EXERCISE DESCRIPTION: Write the records out again exactly, leaving no images in.

** START MATERIAL SUPPLIED **

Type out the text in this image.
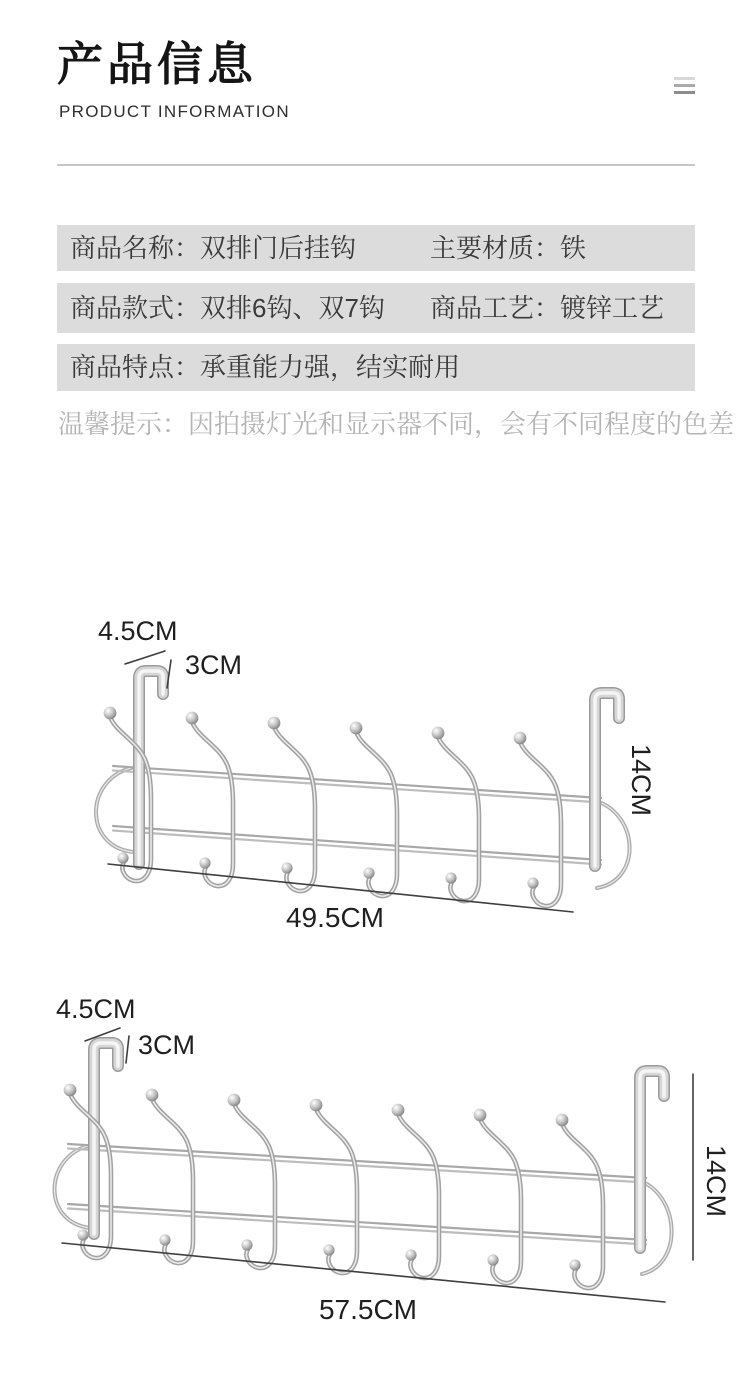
产品信息
PRODUCT INFORMATION
商品名称：双排门后挂钩	主要材质：铁
商品款式：双排6钩、双7钩 商品工艺：镀锌工艺
商品特点：承重能力强，结实耐用
温馨提示：因拍摄灯光和显示器不同，会有不同程度的色差
4.5CM
3CM
14CM
49.5CM
4.5CM
3CM
14CM
57.5CM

** END MATERIAL SUPPLIED **

TASK SOLUTION:
Type out the text in this image.
产品信息
PRODUCT INFORMATION
商品名称：双排门后挂钩	主要材质：铁
商品款式：双排6钩、双7钩 商品工艺：镀锌工艺
商品特点：承重能力强，结实耐用
温馨提示：因拍摄灯光和显示器不同，会有不同程度的色差
4.5CM
3CM
14CM
49.5CM
4.5CM
3CM
14CM
57.5CM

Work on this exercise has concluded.